# Short task
Copy every line of the following data that includes the string "JSON".

.....

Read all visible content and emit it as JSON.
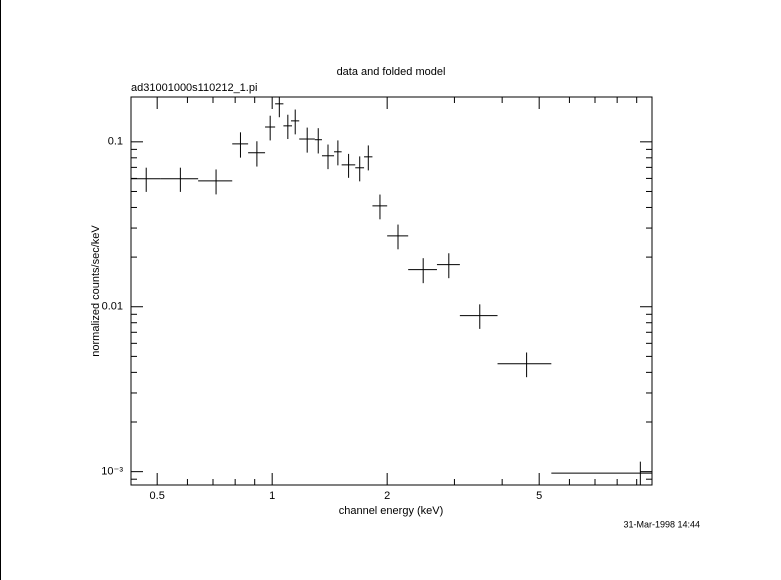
{
  "chart_data": {
    "type": "errorbar",
    "title": "data and folded model",
    "subtitle": "ad31001000s110212_1.pi",
    "xlabel": "channel energy (keV)",
    "ylabel": "normalized counts/sec/keV",
    "footer": "31-Mar-1998 14:44",
    "xscale": "log",
    "yscale": "log",
    "xlim": [
      0.427,
      9.87
    ],
    "ylim": [
      0.00083,
      0.187
    ],
    "xticks": [
      0.5,
      1,
      2,
      5
    ],
    "yticks": [
      0.1,
      0.01,
      {
        "value": 0.001,
        "label": "10⁻³"
      }
    ],
    "xminorticks": [
      0.6,
      0.7,
      0.8,
      0.9,
      3,
      4,
      6,
      7,
      8,
      9
    ],
    "yminorticks": [
      0.0009,
      0.002,
      0.003,
      0.004,
      0.005,
      0.006,
      0.007,
      0.008,
      0.009,
      0.02,
      0.03,
      0.04,
      0.05,
      0.06,
      0.07,
      0.08,
      0.09
    ],
    "color": "#000000",
    "x": [
      0.468,
      0.575,
      0.713,
      0.826,
      0.912,
      0.988,
      1.044,
      1.099,
      1.149,
      1.235,
      1.32,
      1.4,
      1.486,
      1.585,
      1.695,
      1.785,
      1.915,
      2.135,
      2.485,
      2.9,
      3.495,
      4.635,
      9.2
    ],
    "x_low": [
      0.427,
      0.509,
      0.64,
      0.786,
      0.865,
      0.958,
      1.018,
      1.07,
      1.12,
      1.177,
      1.293,
      1.35,
      1.452,
      1.52,
      1.65,
      1.74,
      1.83,
      2.0,
      2.27,
      2.7,
      3.1,
      3.89,
      5.38
    ],
    "x_high": [
      0.509,
      0.64,
      0.786,
      0.865,
      0.958,
      1.018,
      1.07,
      1.127,
      1.177,
      1.293,
      1.35,
      1.452,
      1.52,
      1.65,
      1.74,
      1.83,
      2.0,
      2.27,
      2.7,
      3.1,
      3.89,
      5.38,
      9.87
    ],
    "values": [
      0.0597,
      0.0597,
      0.058,
      0.0972,
      0.0858,
      0.123,
      0.17,
      0.125,
      0.134,
      0.104,
      0.103,
      0.0823,
      0.087,
      0.0725,
      0.0696,
      0.0811,
      0.0409,
      0.0269,
      0.0168,
      0.018,
      0.00884,
      0.00451,
      0.00098
    ],
    "errors": [
      0.01,
      0.01,
      0.01,
      0.017,
      0.015,
      0.021,
      0.029,
      0.021,
      0.023,
      0.018,
      0.018,
      0.014,
      0.015,
      0.012,
      0.012,
      0.014,
      0.007,
      0.0046,
      0.0029,
      0.0031,
      0.0015,
      0.00077,
      0.00017
    ]
  }
}
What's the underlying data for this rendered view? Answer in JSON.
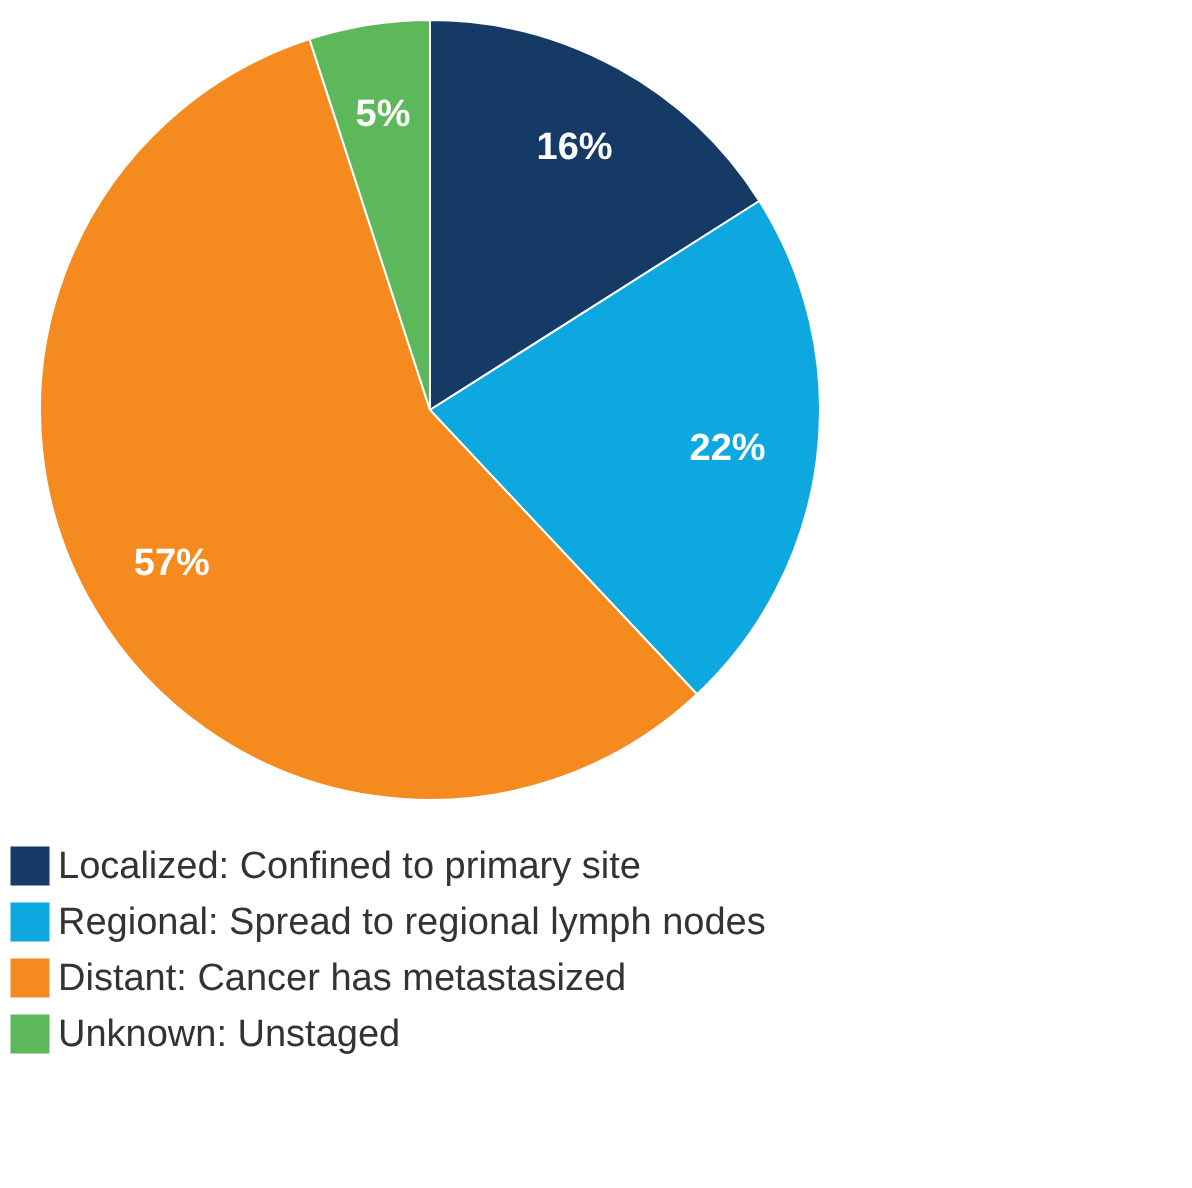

.....

# Correct result
Read all visible content and emit it as JSON.
What's the underlying data for this rendered view? Answer in JSON.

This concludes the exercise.